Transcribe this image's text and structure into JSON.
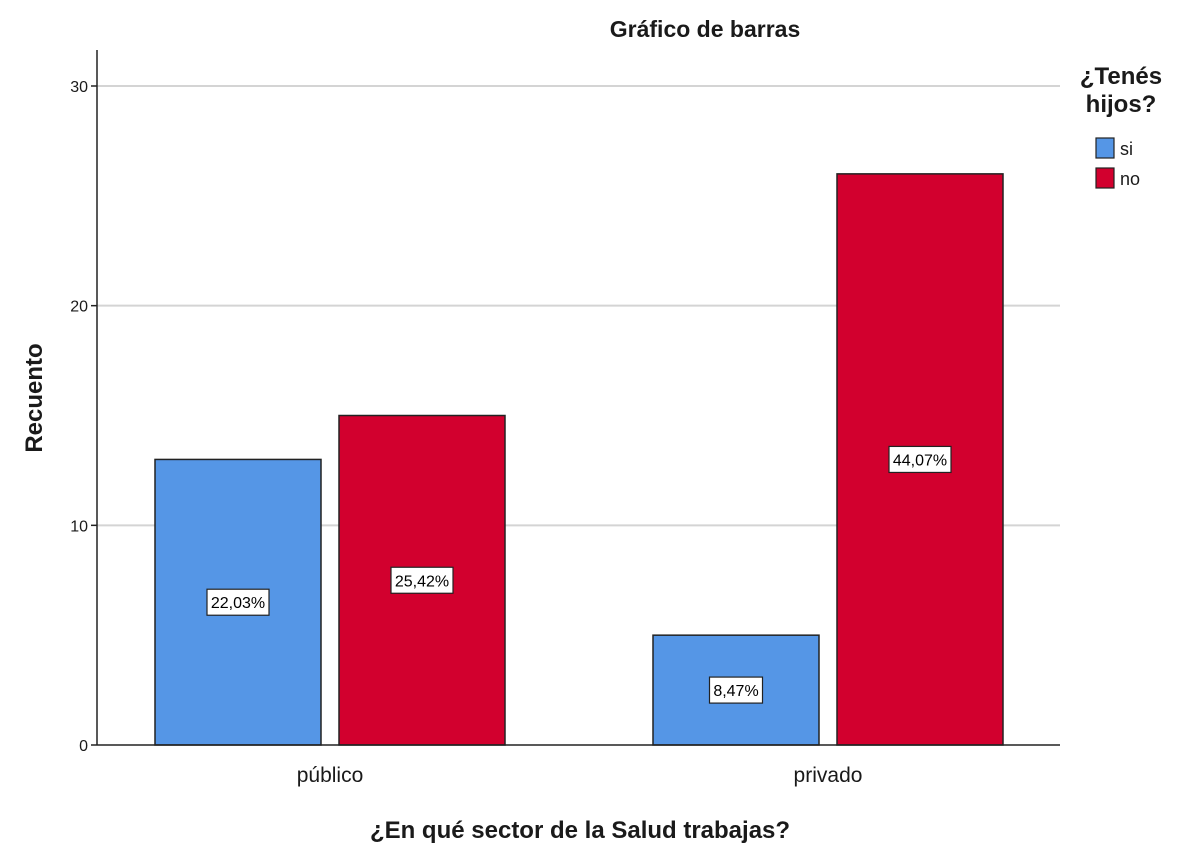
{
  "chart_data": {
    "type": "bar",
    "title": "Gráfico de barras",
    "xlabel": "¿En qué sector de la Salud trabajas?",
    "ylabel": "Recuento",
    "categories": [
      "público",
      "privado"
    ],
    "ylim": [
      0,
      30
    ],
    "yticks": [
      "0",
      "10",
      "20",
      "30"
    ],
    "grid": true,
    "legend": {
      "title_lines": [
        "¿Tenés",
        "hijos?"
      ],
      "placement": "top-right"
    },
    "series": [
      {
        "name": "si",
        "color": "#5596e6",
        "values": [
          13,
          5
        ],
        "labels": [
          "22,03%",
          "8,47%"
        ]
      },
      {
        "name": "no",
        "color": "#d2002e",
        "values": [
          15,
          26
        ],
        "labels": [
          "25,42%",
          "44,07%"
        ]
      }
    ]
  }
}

::::

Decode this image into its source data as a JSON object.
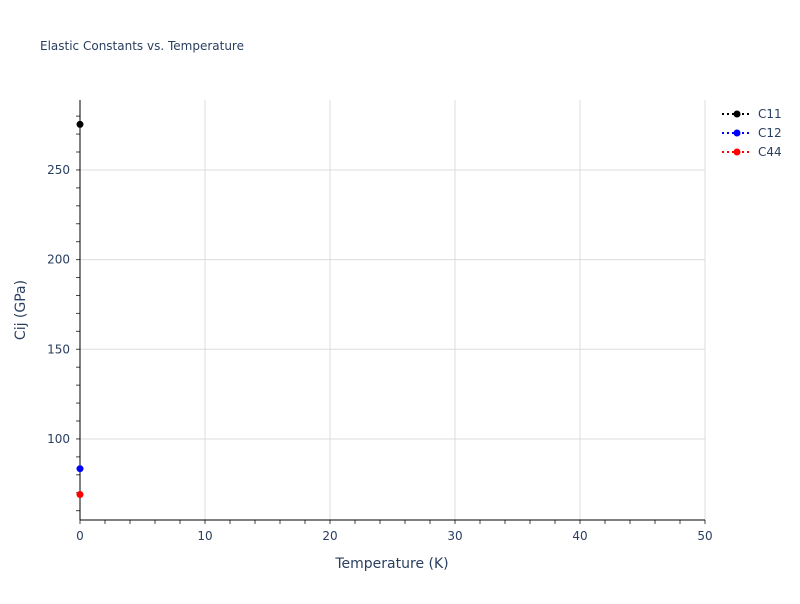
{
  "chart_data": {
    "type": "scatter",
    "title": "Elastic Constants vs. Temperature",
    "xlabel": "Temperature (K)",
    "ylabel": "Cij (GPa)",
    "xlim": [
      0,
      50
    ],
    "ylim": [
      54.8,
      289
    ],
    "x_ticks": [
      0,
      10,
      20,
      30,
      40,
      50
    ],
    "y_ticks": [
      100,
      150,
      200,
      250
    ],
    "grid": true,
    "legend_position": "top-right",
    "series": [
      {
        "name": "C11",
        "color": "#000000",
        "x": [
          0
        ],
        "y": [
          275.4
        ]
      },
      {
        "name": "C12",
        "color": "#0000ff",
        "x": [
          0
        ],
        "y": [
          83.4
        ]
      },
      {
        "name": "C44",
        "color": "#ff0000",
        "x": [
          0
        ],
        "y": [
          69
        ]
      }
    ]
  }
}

::::

In the entries above, identify each line that includes the string "into", then copy it.

Transcribe this image's text and structure into JSON.
Decode this image into its source data as a JSON object.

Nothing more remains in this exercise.